Stored data:
--------------------------------

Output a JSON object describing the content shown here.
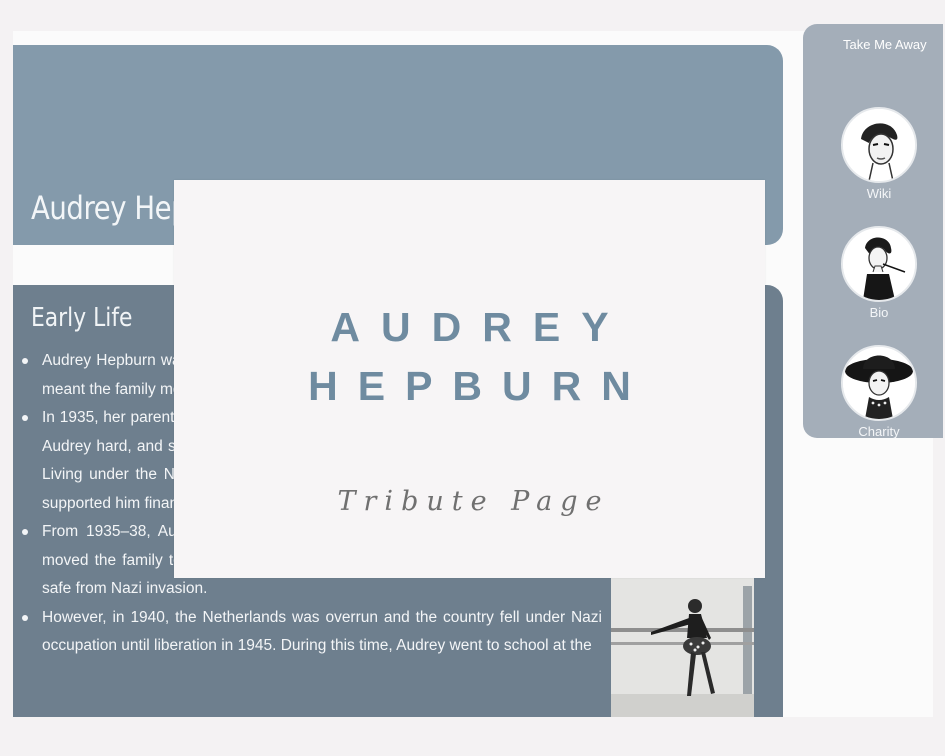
{
  "hero": {
    "title": "Audrey Hepburn"
  },
  "early_life": {
    "heading": "Early Life",
    "items": [
      "Audrey Hepburn was born in Brussels, Belgium, on 4 May 1929. Her father's job meant the family moved between England, Holland and Belgium.",
      "In 1935, her parents divorced; her father was a Nazi sympathiser. The divorce hit Audrey hard, and she would later say it was the most traumatic event of her life. Living under the Nazi occupation, she never saw her father again, though she supported him financially in later life.",
      "From 1935–38, Audrey went to boarding school in Kent; in 1939 her mother moved the family to Arnhem in the Netherlands, where she thought it would be safe from Nazi invasion.",
      "However, in 1940, the Netherlands was overrun and the country fell under Nazi occupation until liberation in 1945. During this time, Audrey went to school at the"
    ]
  },
  "sidebar": {
    "title": "Take Me Away",
    "links": [
      {
        "label": "Wiki",
        "icon": "audrey-portrait-icon"
      },
      {
        "label": "Bio",
        "icon": "audrey-cigarette-holder-icon"
      },
      {
        "label": "Charity",
        "icon": "audrey-hat-icon"
      }
    ]
  },
  "modal": {
    "title_line1": "AUDREY",
    "title_line2": "HEPBURN",
    "subtitle": "Tribute Page"
  },
  "colors": {
    "hero_bg": "#849aab",
    "content_bg": "#6e7f8e",
    "sidebar_bg": "#a4aeb9",
    "modal_bg": "#f7f5f6",
    "modal_title": "#6f8ba0",
    "modal_subtitle": "#707070"
  }
}
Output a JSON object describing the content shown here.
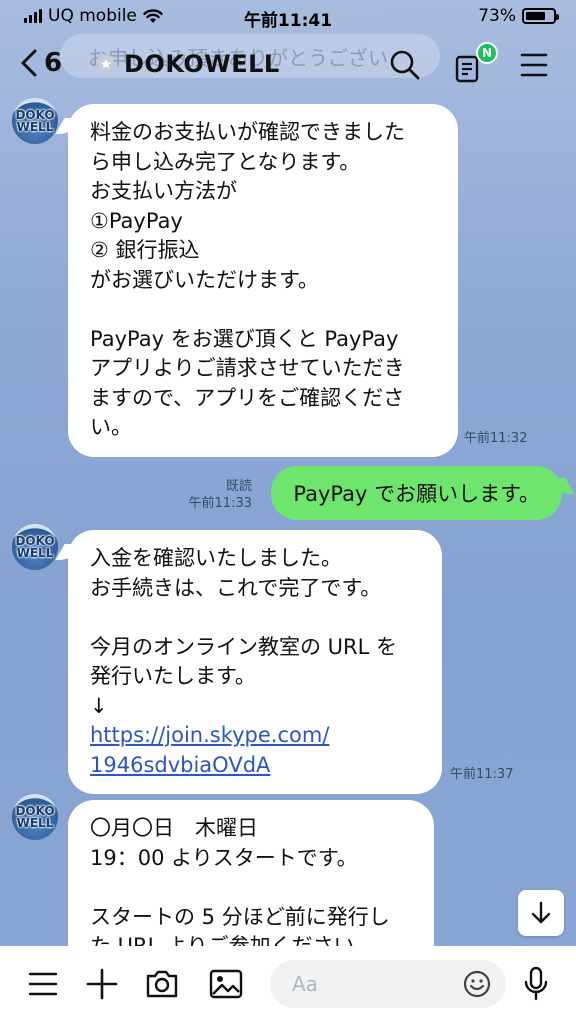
{
  "status": {
    "carrier": "UQ mobile",
    "time": "午前11:41",
    "battery_text": "73%",
    "battery_level": 0.73
  },
  "header": {
    "back_count": "6",
    "title": "DOKOWELL",
    "ghost_text": "お申し込み頂きありがとうござい",
    "notification_badge": "N"
  },
  "avatar": {
    "line1": "DOKO",
    "line2": "WELL"
  },
  "messages": {
    "m1": {
      "lines": [
        "料金のお支払いが確認できました",
        "ら申し込み完了となります。",
        "お支払い方法が",
        "①PayPay",
        "② 銀行振込",
        "がお選びいただけます。",
        "",
        "PayPay をお選び頂くと PayPay",
        "アプリよりご請求させていただき",
        "ますので、アプリをご確認くださ",
        "い。"
      ],
      "time": "午前11:32"
    },
    "m2": {
      "text": "PayPay でお願いします。",
      "read": "既読",
      "time": "午前11:33"
    },
    "m3": {
      "lines": [
        "入金を確認いたしました。",
        "お手続きは、これで完了です。",
        "",
        "今月のオンライン教室の URL を",
        "発行いたします。",
        "↓"
      ],
      "link1": "https://join.skype.com/",
      "link2": "1946sdvbiaOVdA",
      "time": "午前11:37"
    },
    "m4": {
      "lines": [
        "〇月〇日　木曜日",
        "19：00 よりスタートです。",
        "",
        "スタートの 5 分ほど前に発行し",
        "た URL よりご参加ください。"
      ]
    }
  },
  "input": {
    "placeholder": "Aa"
  },
  "colors": {
    "background": "#8fa9d6",
    "outgoing_bubble": "#6ee66e",
    "incoming_bubble": "#ffffff",
    "badge": "#19c15a",
    "link": "#2a56c6"
  }
}
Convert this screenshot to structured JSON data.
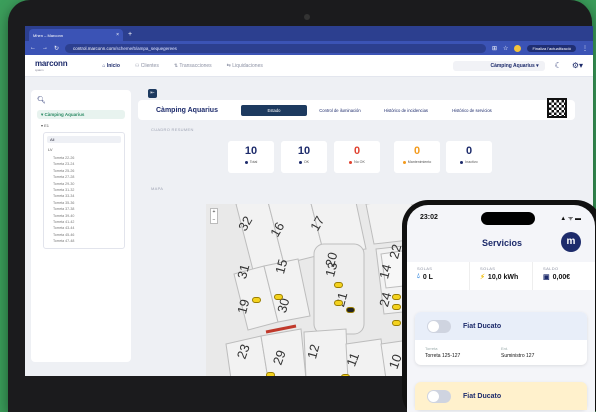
{
  "browser": {
    "tab_title": "Mhen – Marconn",
    "url_domain": "control.marconn.com",
    "url_path": "/scheme/5/ampa_sequegerees",
    "finish_label": "Finaliza l'actualització"
  },
  "app": {
    "logo": "marconn",
    "logo_sub": "system",
    "nav": [
      {
        "label": "Inicio",
        "active": true
      },
      {
        "label": "Clientes",
        "active": false
      },
      {
        "label": "Transacciones",
        "active": false
      },
      {
        "label": "Liquidaciones",
        "active": false
      }
    ],
    "site_selector": "Càmping Aquarius"
  },
  "sidebar": {
    "site": "Càmping Aquarius",
    "sub": "E1",
    "select": "All",
    "group": "LV",
    "items": [
      "Torreta 22-26",
      "Torreta 23-24",
      "Torreta 25-26",
      "Torreta 27-28",
      "Torreta 29-30",
      "Torreta 31-32",
      "Torreta 33-34",
      "Torreta 35-36",
      "Torreta 37-38",
      "Torreta 39-40",
      "Torreta 41-42",
      "Torreta 43-44",
      "Torreta 45-46",
      "Torreta 47-48"
    ]
  },
  "main": {
    "title": "Càmping Aquarius",
    "tabs": [
      {
        "label": "Estado",
        "active": true
      },
      {
        "label": "Control de iluminación",
        "active": false
      },
      {
        "label": "Histórico de incidencias",
        "active": false
      },
      {
        "label": "Histórico de servicios",
        "active": false
      }
    ],
    "section_summary": "CUADRO RESUMEN",
    "section_map": "MAPA",
    "counters": [
      {
        "num": "10",
        "label": "Total",
        "color": "#1d2b6b"
      },
      {
        "num": "10",
        "label": "OK",
        "color": "#1d2b6b"
      },
      {
        "num": "0",
        "label": "No OK",
        "color": "#e0412f"
      },
      {
        "num": "0",
        "label": "Mantenimiento",
        "color": "#f39a1c"
      },
      {
        "num": "0",
        "label": "Inactivo",
        "color": "#1d2b6b"
      }
    ],
    "zoom_in": "+",
    "zoom_out": "−"
  },
  "map": {
    "plots": [
      "32",
      "16",
      "17",
      "31",
      "15",
      "20",
      "19",
      "30",
      "14",
      "24",
      "23",
      "29",
      "13",
      "21",
      "22",
      "12",
      "11",
      "10"
    ]
  },
  "phone": {
    "time": "23:02",
    "status": "▲ ᯤ ▬",
    "title": "Servicios",
    "avatar": "m",
    "stats": [
      {
        "key": "SOLAS",
        "value": "0 L",
        "icon": "water-drop-icon"
      },
      {
        "key": "SOLAS",
        "value": "10,0 kWh",
        "icon": "lightning-icon"
      },
      {
        "key": "SALDO",
        "value": "0,00€",
        "icon": "wallet-icon"
      }
    ],
    "cards": [
      {
        "name": "Fiat Ducato",
        "k1": "Torreta",
        "v1": "Torreta 125-127",
        "k2": "Ent.",
        "v2": "Suministro 127"
      },
      {
        "name": "Fiat Ducato"
      }
    ]
  }
}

--------------------------------

TASK GOAL:
Scan the listing above. Collect all lines with the word "family".

OUTPUT BELOW:
      "Audrey Hepburn was born in Brussels, Belgium, on 4 May 1929. Her father's job meant the family moved between England, Holland and Belgium.",
      "From 1935–38, Audrey went to boarding school in Kent; in 1939 her mother moved the family to Arnhem in the Netherlands, where she thought it would be safe from Nazi invasion.",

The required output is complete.